### [Dataset rows]
»»
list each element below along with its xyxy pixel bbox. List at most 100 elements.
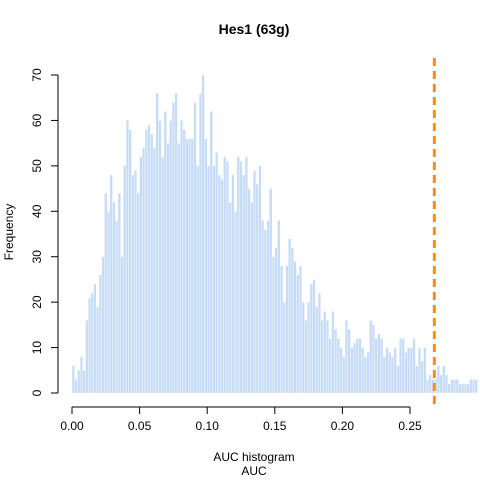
histogram-bar	[398, 338, 403, 394]
histogram-bar	[309, 283, 313, 394]
histogram-bar	[163, 111, 167, 394]
histogram-bar	[101, 256, 105, 394]
y-axis-label: Frequency	[2, 204, 16, 261]
histogram-bar	[120, 256, 124, 394]
histogram-bar	[444, 374, 449, 394]
histogram-bar	[252, 170, 257, 394]
histogram-bar	[342, 356, 346, 394]
histogram-bar	[271, 256, 276, 394]
histogram-bar	[401, 338, 405, 394]
histogram-bar	[361, 347, 365, 394]
histogram-bar	[377, 333, 381, 394]
histogram-bar	[420, 361, 424, 394]
histogram-bar	[442, 365, 446, 394]
histogram-bar	[131, 174, 135, 394]
histogram-bar	[198, 92, 202, 394]
x-tick-label: 0.20	[331, 419, 355, 433]
histogram-bar	[353, 342, 357, 394]
histogram-bar	[220, 179, 224, 394]
histogram-bar	[77, 370, 81, 394]
histogram-bar	[144, 129, 148, 394]
histogram-bar	[290, 247, 294, 394]
y-tick-label: 60	[30, 113, 44, 127]
histogram-bar	[152, 147, 157, 394]
histogram-bar	[325, 320, 330, 394]
histogram-bar	[404, 351, 408, 394]
histogram-bar	[396, 365, 400, 394]
x-tick-label: 0.00	[60, 419, 84, 433]
histogram-bar	[104, 192, 108, 394]
histogram-bar	[304, 320, 308, 394]
histogram-bar	[374, 338, 378, 394]
histogram-bars	[71, 74, 478, 394]
histogram-bar	[323, 311, 327, 394]
histogram-bar	[244, 156, 248, 394]
y-tick-label: 40	[30, 204, 44, 218]
histogram-bar	[469, 379, 473, 394]
histogram-bar	[215, 152, 219, 394]
histogram-bar	[288, 238, 292, 394]
histogram-bar	[204, 138, 208, 394]
histogram-bar	[225, 161, 230, 394]
histogram-bar	[347, 329, 351, 394]
histogram-bar	[307, 301, 311, 394]
histogram-bar	[363, 356, 367, 394]
histogram-bar	[90, 292, 94, 394]
histogram-bar	[293, 261, 297, 394]
histogram-bar	[369, 320, 373, 394]
histogram-bar	[150, 133, 154, 394]
histogram-bar	[390, 356, 394, 394]
histogram-bar	[263, 229, 267, 394]
histogram-bar	[125, 120, 129, 394]
histogram-bar	[471, 379, 476, 394]
histogram-bar	[139, 156, 143, 394]
chart-title: Hes1 (63g)	[219, 21, 290, 37]
y-tick-label: 10	[30, 341, 44, 355]
histogram-bar	[161, 156, 165, 394]
histogram-bar	[393, 347, 397, 394]
histogram-bar	[269, 188, 273, 394]
histogram-bar	[385, 347, 389, 394]
histogram-bar	[458, 383, 462, 394]
histogram-bar	[128, 129, 132, 394]
histogram-bar	[301, 301, 305, 394]
histogram-bar	[328, 338, 332, 394]
histogram-bar	[115, 220, 119, 394]
histogram-bar	[463, 383, 467, 394]
histogram-bar	[196, 165, 200, 394]
histogram-bar	[158, 120, 162, 394]
histogram-bar	[274, 247, 278, 394]
histogram-bar	[298, 265, 303, 394]
histogram-bar	[388, 351, 392, 394]
histogram-bar	[234, 211, 238, 394]
x-tick-label: 0.05	[128, 419, 152, 433]
histogram-bar	[188, 138, 192, 394]
histogram-bar	[261, 220, 265, 394]
histogram-bar	[461, 383, 465, 394]
histogram-bar	[169, 120, 173, 394]
histogram-bar	[417, 347, 422, 394]
histogram-bar	[242, 174, 246, 394]
histogram-bar	[296, 274, 300, 394]
histogram-bar	[239, 161, 243, 394]
histogram-bar	[266, 220, 270, 394]
histogram-bar	[407, 347, 411, 394]
histogram-bar	[96, 306, 100, 394]
histogram-bar	[177, 142, 181, 394]
x-tick-label: 0.25	[398, 419, 422, 433]
histogram-bar	[98, 274, 102, 394]
histogram-bar	[109, 174, 113, 394]
histogram-bar	[334, 329, 338, 394]
histogram-bar	[350, 347, 354, 394]
histogram-bar	[206, 165, 211, 394]
histogram-bar	[190, 138, 194, 394]
x-axis-sublabel: AUC	[241, 464, 267, 478]
y-tick-label: 0	[30, 389, 44, 396]
histogram-bar	[106, 211, 111, 394]
histogram-bar	[255, 183, 259, 394]
histogram-bar	[331, 311, 335, 394]
histogram-bar	[453, 379, 457, 394]
histogram-bar	[123, 165, 127, 394]
histogram-bar	[466, 383, 470, 394]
««
### [Work to do]
Reproduce every entry above word for word, omitting the picture.

### [The response]
list each element below along with its xyxy pixel bbox. List at most 100 elements.
histogram-bar	[398, 338, 403, 394]
histogram-bar	[309, 283, 313, 394]
histogram-bar	[163, 111, 167, 394]
histogram-bar	[101, 256, 105, 394]
y-axis-label: Frequency	[2, 204, 16, 261]
histogram-bar	[120, 256, 124, 394]
histogram-bar	[444, 374, 449, 394]
histogram-bar	[252, 170, 257, 394]
histogram-bar	[342, 356, 346, 394]
histogram-bar	[271, 256, 276, 394]
histogram-bar	[401, 338, 405, 394]
histogram-bar	[361, 347, 365, 394]
histogram-bar	[377, 333, 381, 394]
histogram-bar	[420, 361, 424, 394]
histogram-bar	[442, 365, 446, 394]
histogram-bar	[131, 174, 135, 394]
histogram-bar	[198, 92, 202, 394]
x-tick-label: 0.20	[331, 419, 355, 433]
histogram-bar	[353, 342, 357, 394]
histogram-bar	[220, 179, 224, 394]
histogram-bar	[77, 370, 81, 394]
histogram-bar	[144, 129, 148, 394]
histogram-bar	[290, 247, 294, 394]
y-tick-label: 60	[30, 113, 44, 127]
histogram-bar	[152, 147, 157, 394]
histogram-bar	[325, 320, 330, 394]
histogram-bar	[404, 351, 408, 394]
histogram-bar	[396, 365, 400, 394]
x-tick-label: 0.00	[60, 419, 84, 433]
histogram-bar	[104, 192, 108, 394]
histogram-bar	[304, 320, 308, 394]
histogram-bar	[374, 338, 378, 394]
histogram-bars	[71, 74, 478, 394]
histogram-bar	[323, 311, 327, 394]
histogram-bar	[244, 156, 248, 394]
y-tick-label: 40	[30, 204, 44, 218]
histogram-bar	[469, 379, 473, 394]
histogram-bar	[215, 152, 219, 394]
histogram-bar	[288, 238, 292, 394]
histogram-bar	[204, 138, 208, 394]
histogram-bar	[225, 161, 230, 394]
histogram-bar	[347, 329, 351, 394]
histogram-bar	[307, 301, 311, 394]
histogram-bar	[363, 356, 367, 394]
histogram-bar	[90, 292, 94, 394]
histogram-bar	[293, 261, 297, 394]
histogram-bar	[369, 320, 373, 394]
histogram-bar	[150, 133, 154, 394]
histogram-bar	[390, 356, 394, 394]
histogram-bar	[263, 229, 267, 394]
histogram-bar	[125, 120, 129, 394]
histogram-bar	[471, 379, 476, 394]
histogram-bar	[139, 156, 143, 394]
chart-title: Hes1 (63g)	[219, 21, 290, 37]
y-tick-label: 10	[30, 341, 44, 355]
histogram-bar	[161, 156, 165, 394]
histogram-bar	[393, 347, 397, 394]
histogram-bar	[269, 188, 273, 394]
histogram-bar	[385, 347, 389, 394]
histogram-bar	[458, 383, 462, 394]
histogram-bar	[128, 129, 132, 394]
histogram-bar	[301, 301, 305, 394]
histogram-bar	[328, 338, 332, 394]
histogram-bar	[115, 220, 119, 394]
histogram-bar	[463, 383, 467, 394]
histogram-bar	[196, 165, 200, 394]
histogram-bar	[158, 120, 162, 394]
histogram-bar	[274, 247, 278, 394]
histogram-bar	[298, 265, 303, 394]
histogram-bar	[388, 351, 392, 394]
histogram-bar	[234, 211, 238, 394]
x-tick-label: 0.05	[128, 419, 152, 433]
histogram-bar	[188, 138, 192, 394]
histogram-bar	[261, 220, 265, 394]
histogram-bar	[461, 383, 465, 394]
histogram-bar	[169, 120, 173, 394]
histogram-bar	[417, 347, 422, 394]
histogram-bar	[242, 174, 246, 394]
histogram-bar	[296, 274, 300, 394]
histogram-bar	[239, 161, 243, 394]
histogram-bar	[266, 220, 270, 394]
histogram-bar	[407, 347, 411, 394]
histogram-bar	[96, 306, 100, 394]
histogram-bar	[177, 142, 181, 394]
x-tick-label: 0.25	[398, 419, 422, 433]
histogram-bar	[98, 274, 102, 394]
histogram-bar	[109, 174, 113, 394]
histogram-bar	[334, 329, 338, 394]
histogram-bar	[350, 347, 354, 394]
histogram-bar	[206, 165, 211, 394]
histogram-bar	[190, 138, 194, 394]
x-axis-sublabel: AUC	[241, 464, 267, 478]
y-tick-label: 0	[30, 389, 44, 396]
histogram-bar	[106, 211, 111, 394]
histogram-bar	[255, 183, 259, 394]
histogram-bar	[331, 311, 335, 394]
histogram-bar	[453, 379, 457, 394]
histogram-bar	[123, 165, 127, 394]
histogram-bar	[466, 383, 470, 394]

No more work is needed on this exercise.